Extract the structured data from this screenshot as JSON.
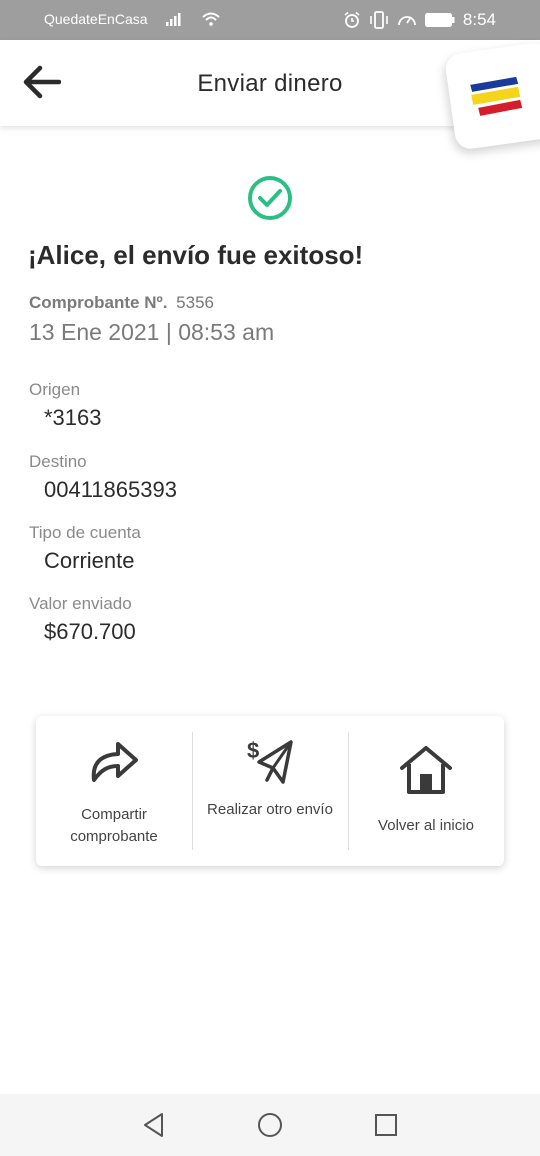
{
  "status_bar": {
    "carrier": "QuedateEnCasa",
    "time": "8:54"
  },
  "header": {
    "title": "Enviar dinero"
  },
  "colors": {
    "accent_green": "#2bbf86",
    "logo_blue": "#1b3b9c",
    "logo_yellow": "#f5d51c",
    "logo_red": "#d51c2b"
  },
  "success": {
    "title": "¡Alice, el envío fue exitoso!",
    "receipt_label": "Comprobante Nº.",
    "receipt_number": "5356",
    "datetime": "13 Ene 2021 | 08:53 am"
  },
  "details": {
    "origin_label": "Origen",
    "origin_value": "*3163",
    "destination_label": "Destino",
    "destination_value": "00411865393",
    "account_type_label": "Tipo de cuenta",
    "account_type_value": "Corriente",
    "amount_label": "Valor enviado",
    "amount_value": "$670.700"
  },
  "actions": {
    "share_label": "Compartir comprobante",
    "share_icon": "share-arrow-icon",
    "send_again_label": "Realizar otro envío",
    "send_again_icon": "money-plane-icon",
    "home_label": "Volver al inicio",
    "home_icon": "home-icon"
  }
}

### WHAT YOU WILL DO
Reproduce each line word for word and drop the pictures.

### RESULT OF THE TASK
Extract the structured data from this screenshot as JSON.
{
  "status_bar": {
    "carrier": "QuedateEnCasa",
    "time": "8:54"
  },
  "header": {
    "title": "Enviar dinero"
  },
  "colors": {
    "accent_green": "#2bbf86",
    "logo_blue": "#1b3b9c",
    "logo_yellow": "#f5d51c",
    "logo_red": "#d51c2b"
  },
  "success": {
    "title": "¡Alice, el envío fue exitoso!",
    "receipt_label": "Comprobante Nº.",
    "receipt_number": "5356",
    "datetime": "13 Ene 2021 | 08:53 am"
  },
  "details": {
    "origin_label": "Origen",
    "origin_value": "*3163",
    "destination_label": "Destino",
    "destination_value": "00411865393",
    "account_type_label": "Tipo de cuenta",
    "account_type_value": "Corriente",
    "amount_label": "Valor enviado",
    "amount_value": "$670.700"
  },
  "actions": {
    "share_label": "Compartir comprobante",
    "share_icon": "share-arrow-icon",
    "send_again_label": "Realizar otro envío",
    "send_again_icon": "money-plane-icon",
    "home_label": "Volver al inicio",
    "home_icon": "home-icon"
  }
}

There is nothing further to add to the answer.